* Written exercise
Go through the data below. Pull out every line that has the word "которых".
------------
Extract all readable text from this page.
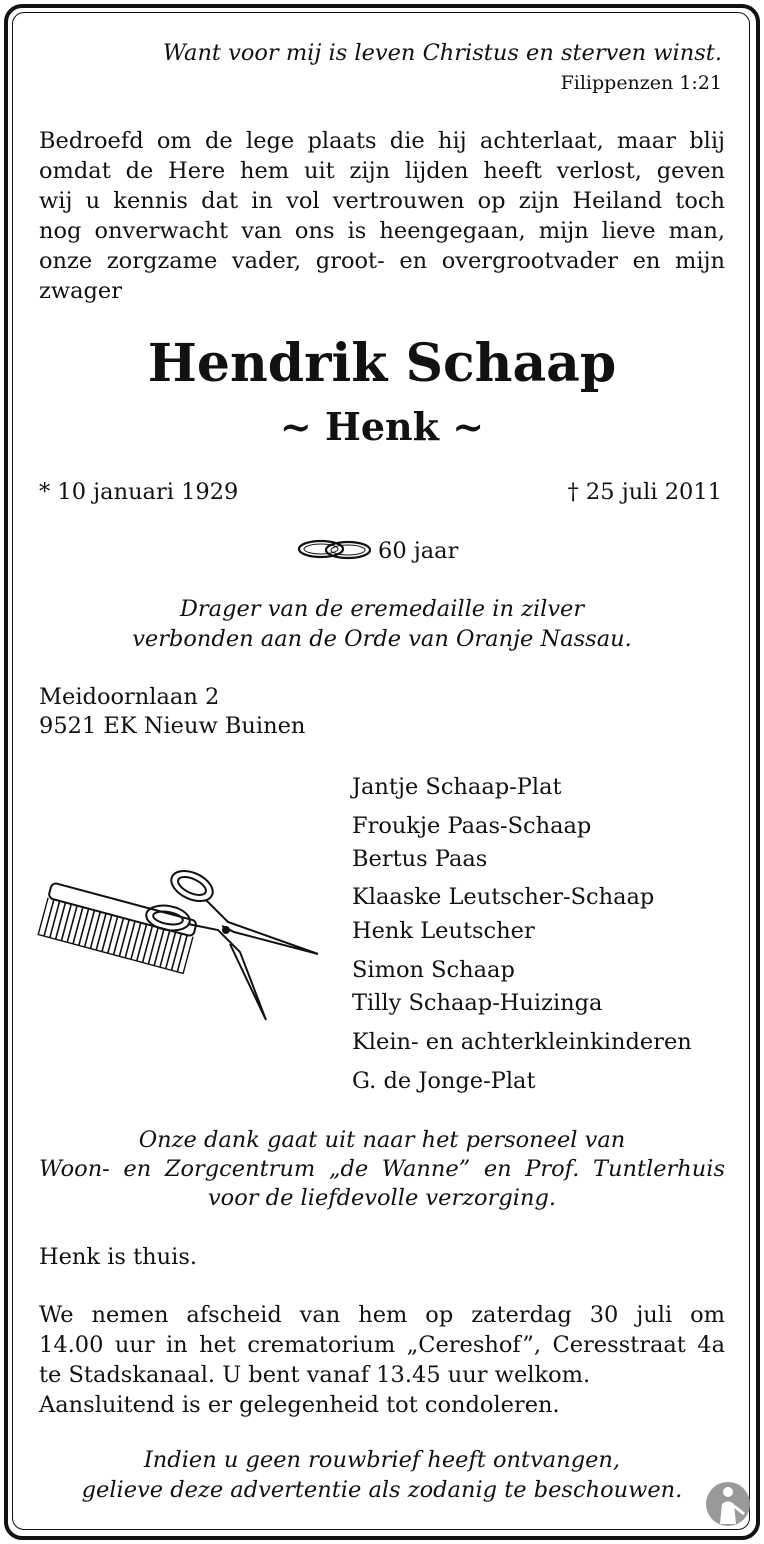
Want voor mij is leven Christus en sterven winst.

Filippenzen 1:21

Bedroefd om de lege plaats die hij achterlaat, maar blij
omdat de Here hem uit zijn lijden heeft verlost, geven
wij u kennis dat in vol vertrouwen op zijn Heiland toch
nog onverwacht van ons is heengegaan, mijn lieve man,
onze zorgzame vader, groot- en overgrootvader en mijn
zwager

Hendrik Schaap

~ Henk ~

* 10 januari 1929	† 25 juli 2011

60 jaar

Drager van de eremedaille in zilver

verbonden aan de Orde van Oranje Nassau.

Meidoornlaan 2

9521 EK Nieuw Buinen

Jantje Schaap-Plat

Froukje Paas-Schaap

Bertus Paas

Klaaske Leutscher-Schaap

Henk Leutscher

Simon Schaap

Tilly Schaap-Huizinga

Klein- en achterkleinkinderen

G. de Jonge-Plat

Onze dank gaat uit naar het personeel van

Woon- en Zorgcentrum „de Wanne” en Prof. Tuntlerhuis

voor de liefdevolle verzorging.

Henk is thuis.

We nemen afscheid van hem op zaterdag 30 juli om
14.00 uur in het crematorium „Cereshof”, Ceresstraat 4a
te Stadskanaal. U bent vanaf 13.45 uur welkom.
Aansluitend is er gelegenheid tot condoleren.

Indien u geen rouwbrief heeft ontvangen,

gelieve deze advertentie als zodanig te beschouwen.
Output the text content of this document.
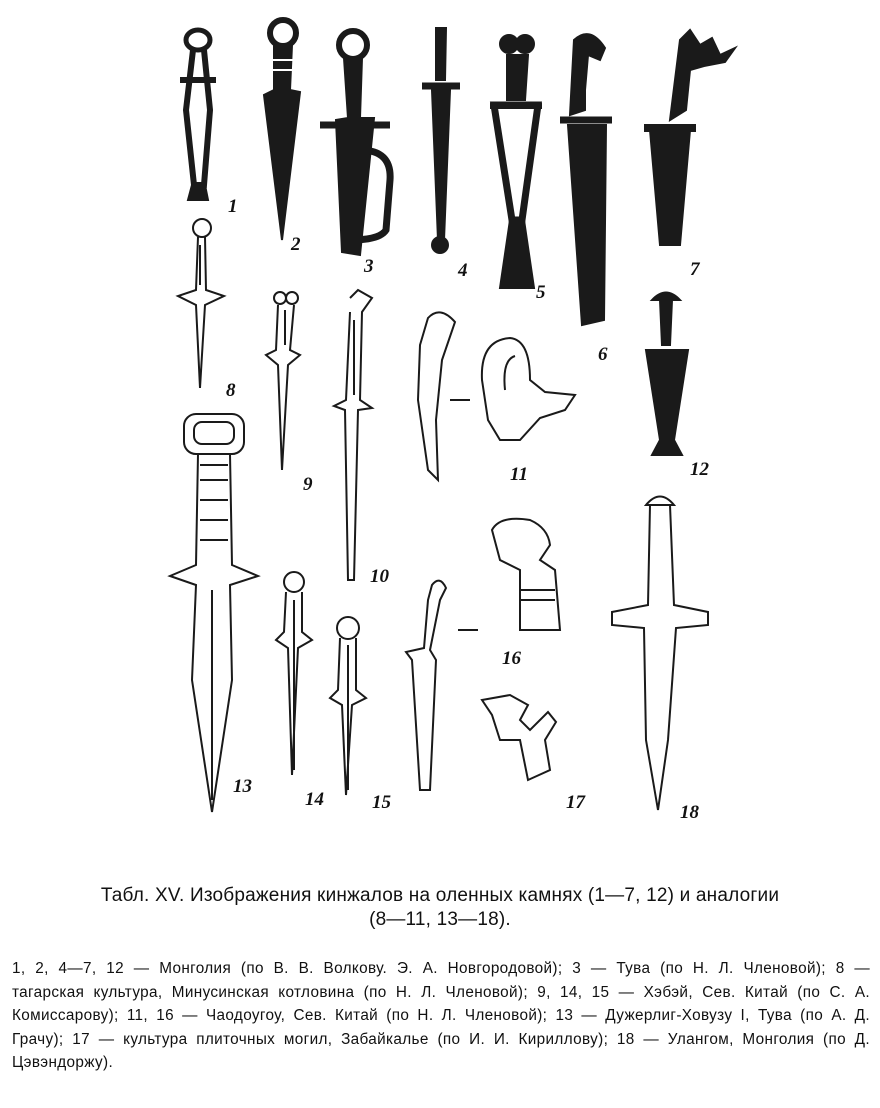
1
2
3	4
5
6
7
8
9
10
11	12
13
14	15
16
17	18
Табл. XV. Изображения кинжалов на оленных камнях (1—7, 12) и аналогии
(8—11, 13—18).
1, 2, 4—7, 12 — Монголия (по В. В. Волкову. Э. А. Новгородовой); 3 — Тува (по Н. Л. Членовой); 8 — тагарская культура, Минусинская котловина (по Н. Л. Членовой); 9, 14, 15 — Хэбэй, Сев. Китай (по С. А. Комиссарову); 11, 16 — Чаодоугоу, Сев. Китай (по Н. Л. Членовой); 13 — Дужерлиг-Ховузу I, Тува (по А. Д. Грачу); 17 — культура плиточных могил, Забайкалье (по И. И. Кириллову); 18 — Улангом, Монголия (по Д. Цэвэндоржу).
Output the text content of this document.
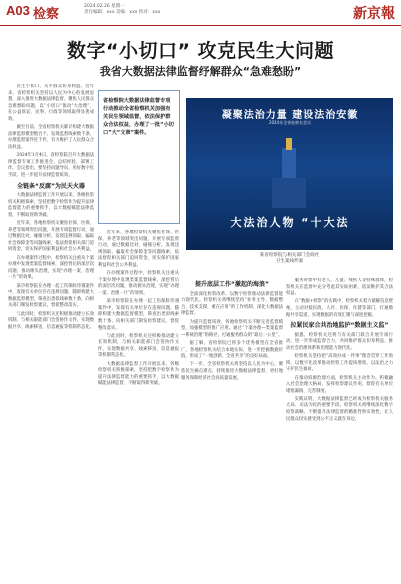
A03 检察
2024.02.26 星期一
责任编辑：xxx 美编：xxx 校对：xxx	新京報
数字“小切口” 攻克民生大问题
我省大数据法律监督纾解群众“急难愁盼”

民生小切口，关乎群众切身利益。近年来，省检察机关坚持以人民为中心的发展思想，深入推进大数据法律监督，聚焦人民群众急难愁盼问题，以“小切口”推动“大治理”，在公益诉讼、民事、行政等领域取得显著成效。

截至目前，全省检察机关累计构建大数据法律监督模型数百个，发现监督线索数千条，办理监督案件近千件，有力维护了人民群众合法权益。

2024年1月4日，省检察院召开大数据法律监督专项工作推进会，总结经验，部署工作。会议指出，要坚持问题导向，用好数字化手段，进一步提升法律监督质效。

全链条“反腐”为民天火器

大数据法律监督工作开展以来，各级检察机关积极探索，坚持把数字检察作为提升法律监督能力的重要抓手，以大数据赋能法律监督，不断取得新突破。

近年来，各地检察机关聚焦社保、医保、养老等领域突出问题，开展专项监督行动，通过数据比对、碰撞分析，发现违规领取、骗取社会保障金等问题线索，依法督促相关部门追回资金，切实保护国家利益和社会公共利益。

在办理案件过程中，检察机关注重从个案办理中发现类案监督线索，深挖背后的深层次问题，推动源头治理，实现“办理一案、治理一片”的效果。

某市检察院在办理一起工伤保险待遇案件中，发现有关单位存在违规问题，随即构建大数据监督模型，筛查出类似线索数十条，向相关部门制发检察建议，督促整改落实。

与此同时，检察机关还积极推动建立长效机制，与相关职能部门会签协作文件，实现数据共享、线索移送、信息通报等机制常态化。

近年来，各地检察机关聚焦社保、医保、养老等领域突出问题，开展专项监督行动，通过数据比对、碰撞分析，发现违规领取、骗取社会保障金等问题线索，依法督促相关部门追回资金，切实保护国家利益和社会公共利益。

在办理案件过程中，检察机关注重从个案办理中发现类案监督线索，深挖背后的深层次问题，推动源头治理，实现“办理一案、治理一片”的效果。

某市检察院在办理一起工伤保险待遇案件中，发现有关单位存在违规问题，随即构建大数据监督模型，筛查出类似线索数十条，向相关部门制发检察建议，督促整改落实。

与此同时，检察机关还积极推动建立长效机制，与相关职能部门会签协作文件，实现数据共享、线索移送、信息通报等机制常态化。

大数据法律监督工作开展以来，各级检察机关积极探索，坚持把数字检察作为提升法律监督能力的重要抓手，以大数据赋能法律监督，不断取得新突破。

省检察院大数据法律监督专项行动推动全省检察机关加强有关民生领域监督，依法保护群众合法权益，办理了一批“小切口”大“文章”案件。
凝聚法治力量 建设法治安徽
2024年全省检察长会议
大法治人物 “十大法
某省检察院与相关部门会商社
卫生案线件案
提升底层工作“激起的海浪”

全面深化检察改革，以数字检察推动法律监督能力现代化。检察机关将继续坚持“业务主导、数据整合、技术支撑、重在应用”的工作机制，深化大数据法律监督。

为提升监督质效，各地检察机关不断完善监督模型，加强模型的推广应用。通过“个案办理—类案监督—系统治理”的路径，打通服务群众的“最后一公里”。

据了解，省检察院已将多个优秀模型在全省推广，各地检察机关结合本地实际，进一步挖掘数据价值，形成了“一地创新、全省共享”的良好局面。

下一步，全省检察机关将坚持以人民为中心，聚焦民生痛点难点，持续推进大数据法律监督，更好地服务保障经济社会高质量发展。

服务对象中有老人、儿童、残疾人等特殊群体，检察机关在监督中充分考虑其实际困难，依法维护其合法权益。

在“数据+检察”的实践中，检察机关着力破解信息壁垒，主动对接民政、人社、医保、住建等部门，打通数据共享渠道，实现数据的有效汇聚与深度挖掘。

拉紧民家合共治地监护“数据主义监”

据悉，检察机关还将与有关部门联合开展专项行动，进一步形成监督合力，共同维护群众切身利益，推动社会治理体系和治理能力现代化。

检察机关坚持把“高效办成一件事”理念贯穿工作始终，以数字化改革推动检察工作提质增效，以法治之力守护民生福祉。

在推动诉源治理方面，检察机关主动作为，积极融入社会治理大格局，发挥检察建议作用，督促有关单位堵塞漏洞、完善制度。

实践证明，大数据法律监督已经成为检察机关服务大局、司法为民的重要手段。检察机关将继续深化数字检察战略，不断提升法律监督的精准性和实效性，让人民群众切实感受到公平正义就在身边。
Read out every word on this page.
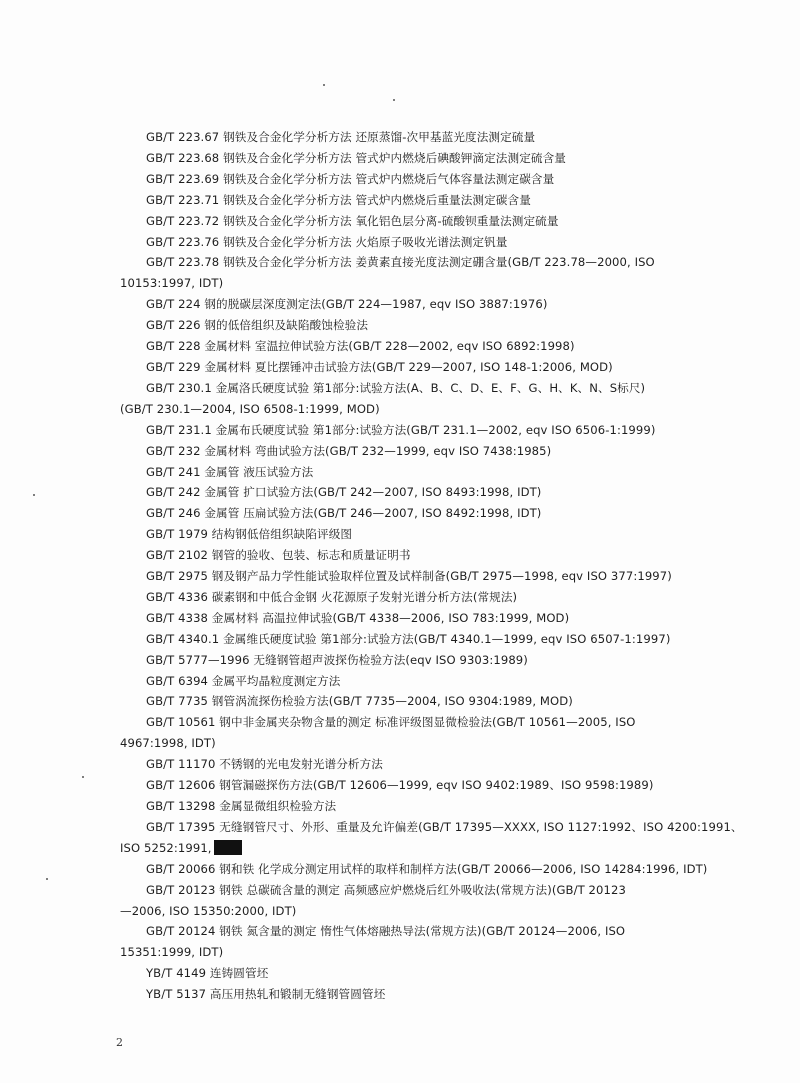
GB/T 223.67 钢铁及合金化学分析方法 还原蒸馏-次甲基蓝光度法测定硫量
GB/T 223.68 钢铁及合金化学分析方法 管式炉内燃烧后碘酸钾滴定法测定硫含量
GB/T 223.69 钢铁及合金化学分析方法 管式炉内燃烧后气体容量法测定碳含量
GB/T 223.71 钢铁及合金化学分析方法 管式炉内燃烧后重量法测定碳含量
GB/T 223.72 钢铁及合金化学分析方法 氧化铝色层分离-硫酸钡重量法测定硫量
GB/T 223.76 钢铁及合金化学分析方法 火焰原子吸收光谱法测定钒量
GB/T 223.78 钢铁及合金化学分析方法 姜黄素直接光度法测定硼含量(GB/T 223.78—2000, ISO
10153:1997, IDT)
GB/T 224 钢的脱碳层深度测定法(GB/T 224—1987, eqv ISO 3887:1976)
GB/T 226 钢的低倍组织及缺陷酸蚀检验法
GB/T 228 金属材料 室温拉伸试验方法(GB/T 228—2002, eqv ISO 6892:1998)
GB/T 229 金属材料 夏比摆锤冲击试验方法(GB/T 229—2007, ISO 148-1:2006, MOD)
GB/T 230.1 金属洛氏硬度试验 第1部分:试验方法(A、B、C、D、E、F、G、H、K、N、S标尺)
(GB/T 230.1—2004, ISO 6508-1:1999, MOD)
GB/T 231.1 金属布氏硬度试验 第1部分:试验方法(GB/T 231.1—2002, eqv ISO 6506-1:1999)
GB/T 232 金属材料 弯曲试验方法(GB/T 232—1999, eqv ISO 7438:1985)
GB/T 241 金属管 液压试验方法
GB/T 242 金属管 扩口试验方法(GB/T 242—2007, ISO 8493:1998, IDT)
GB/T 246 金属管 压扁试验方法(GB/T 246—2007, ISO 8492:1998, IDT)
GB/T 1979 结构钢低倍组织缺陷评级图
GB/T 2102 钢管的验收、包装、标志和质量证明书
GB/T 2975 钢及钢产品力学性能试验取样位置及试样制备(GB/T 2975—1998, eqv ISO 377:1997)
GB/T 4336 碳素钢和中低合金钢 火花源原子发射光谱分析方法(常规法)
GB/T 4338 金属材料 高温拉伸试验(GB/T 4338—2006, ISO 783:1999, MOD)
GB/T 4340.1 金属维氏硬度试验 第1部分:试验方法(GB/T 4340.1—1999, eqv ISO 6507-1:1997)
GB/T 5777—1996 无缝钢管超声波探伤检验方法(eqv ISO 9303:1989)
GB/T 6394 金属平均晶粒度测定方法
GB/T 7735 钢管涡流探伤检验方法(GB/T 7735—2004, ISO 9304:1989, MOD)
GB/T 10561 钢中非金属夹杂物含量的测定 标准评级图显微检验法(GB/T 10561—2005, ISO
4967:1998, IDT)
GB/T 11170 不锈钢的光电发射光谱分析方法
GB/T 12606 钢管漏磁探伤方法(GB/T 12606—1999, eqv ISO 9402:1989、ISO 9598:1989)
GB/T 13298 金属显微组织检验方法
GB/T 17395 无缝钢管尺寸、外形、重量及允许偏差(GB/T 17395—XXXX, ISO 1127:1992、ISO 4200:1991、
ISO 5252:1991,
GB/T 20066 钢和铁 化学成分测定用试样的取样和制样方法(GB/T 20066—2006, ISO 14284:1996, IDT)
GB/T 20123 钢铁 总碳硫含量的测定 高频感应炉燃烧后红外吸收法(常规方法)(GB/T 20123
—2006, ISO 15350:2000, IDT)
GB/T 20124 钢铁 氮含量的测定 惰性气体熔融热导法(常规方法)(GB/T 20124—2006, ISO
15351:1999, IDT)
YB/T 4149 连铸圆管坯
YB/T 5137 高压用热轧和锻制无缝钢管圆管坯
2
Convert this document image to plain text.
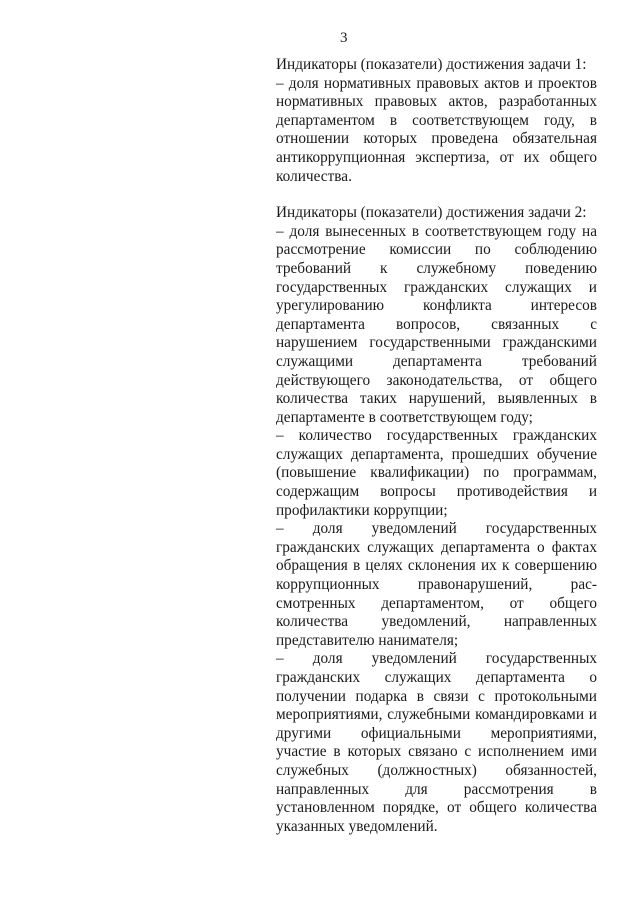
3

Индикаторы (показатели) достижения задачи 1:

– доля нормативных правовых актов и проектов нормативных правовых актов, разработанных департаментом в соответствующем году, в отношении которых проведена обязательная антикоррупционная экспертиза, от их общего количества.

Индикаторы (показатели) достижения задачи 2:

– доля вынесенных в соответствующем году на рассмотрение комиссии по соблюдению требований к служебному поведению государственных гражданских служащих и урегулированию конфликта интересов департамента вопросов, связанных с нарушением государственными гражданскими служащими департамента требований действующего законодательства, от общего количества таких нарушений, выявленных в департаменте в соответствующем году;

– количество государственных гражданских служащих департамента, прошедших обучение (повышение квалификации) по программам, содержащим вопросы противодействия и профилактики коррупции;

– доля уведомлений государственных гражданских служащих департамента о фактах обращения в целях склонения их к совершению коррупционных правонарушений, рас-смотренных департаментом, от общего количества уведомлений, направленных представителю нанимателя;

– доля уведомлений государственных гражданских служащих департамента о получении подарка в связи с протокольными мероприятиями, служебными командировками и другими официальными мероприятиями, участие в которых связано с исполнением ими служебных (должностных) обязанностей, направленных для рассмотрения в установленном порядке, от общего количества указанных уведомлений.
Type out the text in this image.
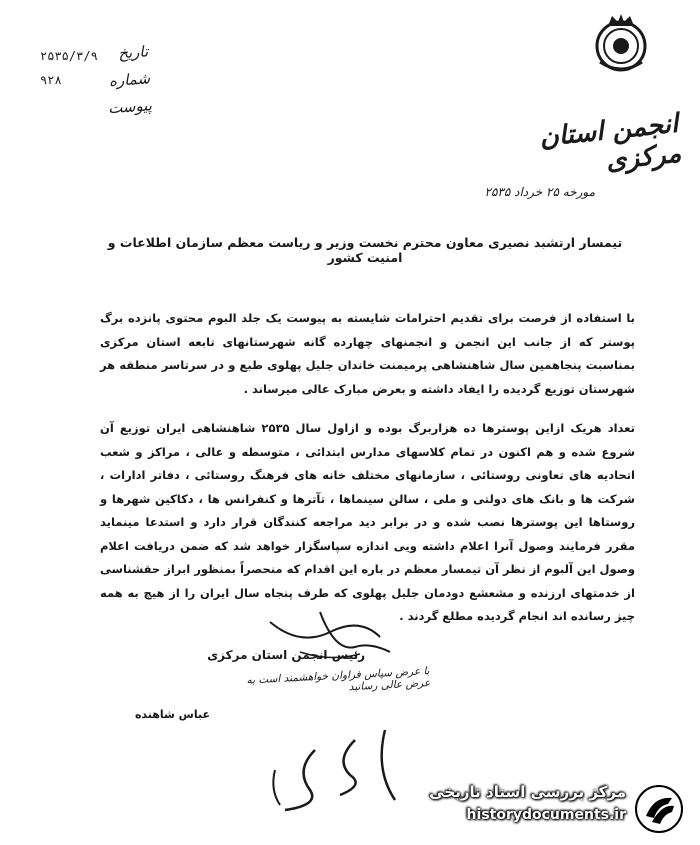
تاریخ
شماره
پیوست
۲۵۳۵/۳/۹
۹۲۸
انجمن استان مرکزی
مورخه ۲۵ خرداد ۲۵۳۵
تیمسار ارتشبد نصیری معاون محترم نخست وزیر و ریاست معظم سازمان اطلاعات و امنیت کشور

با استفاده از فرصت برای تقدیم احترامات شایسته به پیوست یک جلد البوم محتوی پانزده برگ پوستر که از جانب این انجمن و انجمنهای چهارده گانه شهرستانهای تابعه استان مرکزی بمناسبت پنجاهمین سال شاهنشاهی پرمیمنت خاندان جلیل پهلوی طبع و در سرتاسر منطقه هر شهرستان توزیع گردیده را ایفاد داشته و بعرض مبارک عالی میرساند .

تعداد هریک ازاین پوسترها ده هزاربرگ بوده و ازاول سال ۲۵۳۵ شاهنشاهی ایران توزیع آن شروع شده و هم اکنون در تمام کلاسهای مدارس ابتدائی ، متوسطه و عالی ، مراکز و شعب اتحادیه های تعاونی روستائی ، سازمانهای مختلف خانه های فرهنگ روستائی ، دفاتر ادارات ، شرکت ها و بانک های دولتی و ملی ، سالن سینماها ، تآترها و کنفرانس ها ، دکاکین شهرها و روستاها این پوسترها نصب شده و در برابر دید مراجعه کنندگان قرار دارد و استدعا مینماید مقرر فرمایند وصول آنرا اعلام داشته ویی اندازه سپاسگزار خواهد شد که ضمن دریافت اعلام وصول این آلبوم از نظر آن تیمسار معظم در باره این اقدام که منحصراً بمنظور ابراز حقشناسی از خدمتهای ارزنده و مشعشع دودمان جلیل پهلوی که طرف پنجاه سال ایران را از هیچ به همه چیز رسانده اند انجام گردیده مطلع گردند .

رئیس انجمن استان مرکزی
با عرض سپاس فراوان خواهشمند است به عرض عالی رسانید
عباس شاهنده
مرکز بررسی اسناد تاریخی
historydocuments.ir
------------
* Response to this exercise
– доля нормативных правовых актов и проектов нормативных правовых актов, разработанных департаментом в соответствующем году, в отношении которых проведена обязательная антикоррупционная экспертиза, от их общего количества.
– доля уведомлений государственных гражданских служащих департамента о получении подарка в связи с протокольными мероприятиями, служебными командировками и другими официальными мероприятиями, участие в которых связано с исполнением ими служебных (должностных) обязанностей, направленных для рассмотрения в установленном порядке, от общего количества указанных уведомлений.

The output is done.